- ARBEITSAUFTRAG 1 -
Extrahieren Sie aus dem Bericht über das Plutonium-Abkommen wörtlich den Abschnitt, der mit den Worten "Russland hat die" einsetzt und mit "der strategischen Stabilität." schließt.
- ARBEITSAUFTRAG 2 -
Führen Sie den Bericht über das ausgesetzte Plutonium-Abkommen im Anschluss an seinen letzten Satz fort.

Russland hat die Vereinbarung mit den USA zur Vernichtung von atomwaffenfähigem Plutonium ausgesetzt. In einem entsprechenden Erlass schrieb Präsident Wladimir Putin als Begründung von "unfreundlichen Handlungen der USA" gegen Russland und von einer Bedrohung der strategischen Stabilität.

Zugleich stellte der Kreml Bedingungen, unter denen man die Vereinbarung wieder befolgen werde. Wie ein Präsidialamtssprecher mitteilte, fordert Russland die Regierung in Washington auf, alle Sanktionen gegen Russland aufzuheben und sich aus den Nato-Staaten in Osteuropa zurückzuziehen.

- DATEN ZUR PRÜFUNG -
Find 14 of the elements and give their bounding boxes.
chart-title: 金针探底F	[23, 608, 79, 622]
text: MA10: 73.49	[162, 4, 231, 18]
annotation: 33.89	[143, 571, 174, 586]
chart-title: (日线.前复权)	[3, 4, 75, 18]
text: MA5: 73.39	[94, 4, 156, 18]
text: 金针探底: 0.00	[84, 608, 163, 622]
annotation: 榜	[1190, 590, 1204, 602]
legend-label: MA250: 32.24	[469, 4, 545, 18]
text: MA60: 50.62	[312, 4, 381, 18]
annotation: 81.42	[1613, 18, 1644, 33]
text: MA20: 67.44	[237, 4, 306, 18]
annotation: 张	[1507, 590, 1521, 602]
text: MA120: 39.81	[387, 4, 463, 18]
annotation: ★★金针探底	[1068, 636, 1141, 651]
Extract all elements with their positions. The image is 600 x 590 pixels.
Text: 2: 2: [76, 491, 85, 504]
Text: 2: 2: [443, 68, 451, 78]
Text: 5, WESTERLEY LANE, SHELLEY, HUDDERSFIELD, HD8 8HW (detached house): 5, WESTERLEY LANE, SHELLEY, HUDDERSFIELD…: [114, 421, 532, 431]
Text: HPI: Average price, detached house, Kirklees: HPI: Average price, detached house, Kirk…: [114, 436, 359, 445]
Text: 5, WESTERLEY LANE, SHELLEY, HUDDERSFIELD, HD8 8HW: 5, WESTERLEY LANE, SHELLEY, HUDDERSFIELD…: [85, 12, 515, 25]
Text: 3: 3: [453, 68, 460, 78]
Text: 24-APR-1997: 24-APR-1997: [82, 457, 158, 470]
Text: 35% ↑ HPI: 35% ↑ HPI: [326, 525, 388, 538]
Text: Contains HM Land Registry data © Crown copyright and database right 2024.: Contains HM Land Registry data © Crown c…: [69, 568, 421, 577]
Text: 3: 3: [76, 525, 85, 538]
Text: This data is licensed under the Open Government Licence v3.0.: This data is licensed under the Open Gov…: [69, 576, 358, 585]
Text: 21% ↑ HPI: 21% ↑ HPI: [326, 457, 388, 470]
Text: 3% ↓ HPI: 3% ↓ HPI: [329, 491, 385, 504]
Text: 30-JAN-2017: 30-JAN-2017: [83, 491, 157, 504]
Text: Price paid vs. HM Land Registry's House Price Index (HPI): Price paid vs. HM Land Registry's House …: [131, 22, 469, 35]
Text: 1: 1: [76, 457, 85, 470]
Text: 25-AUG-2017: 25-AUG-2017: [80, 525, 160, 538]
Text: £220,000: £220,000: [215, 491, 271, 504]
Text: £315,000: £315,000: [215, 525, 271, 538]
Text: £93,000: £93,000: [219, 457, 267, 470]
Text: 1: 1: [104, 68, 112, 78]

- ERGEBNIS 1 -
Russland hat die Vereinbarung mit den USA zur Vernichtung von atomwaffenfähigem Plutonium ausgesetzt. In einem entsprechenden Erlass schrieb Präsident Wladimir Putin als Begründung von "unfreundlichen Handlungen der USA" gegen Russland und von einer Bedrohung der strategischen Stabilität.

- ERGEBNIS 2 -
"Russland ist es nicht mehr möglich, dieses Abkommen alleine umzusetzen", sagte ein Kremlsprecher. Die russische Regierung habe Anlagen eingerichtet, in denen das Plutonium etwa zu Brennstoff für zivile Atomkraftwerke umgewandelt werden könne. Die USA hingegen hätten diesen Schritt nicht gemacht.

Material für 17.000 Atomsprengköpfe

Die Regierungen in Moskau und Washington hatten im Jahr 2000 das Abkommen unterzeichnet, das beide Seiten dazu verpflichtet, jeweils 34 Tonnen hoch radioaktives Plutonium zu entsorgen oder zu entschärfen. Erst 2010 war das Abkommen in Kraft getreten.

Die frühere US-Außenministerin Hillary Clinton hatte damals davon gesprochen, dass mit dem Material rund 17.000 Atomsprengköpfe gebaut werden könnten. Die Kosten für die Beseitigung des Plutoniums waren anfangs auf 5,7 Milliarden Dollar geschätzt worden, sollen aber heute wesentlich höher liegen.

"Ich mache mir Sorgen um die nukleare Sicherheit"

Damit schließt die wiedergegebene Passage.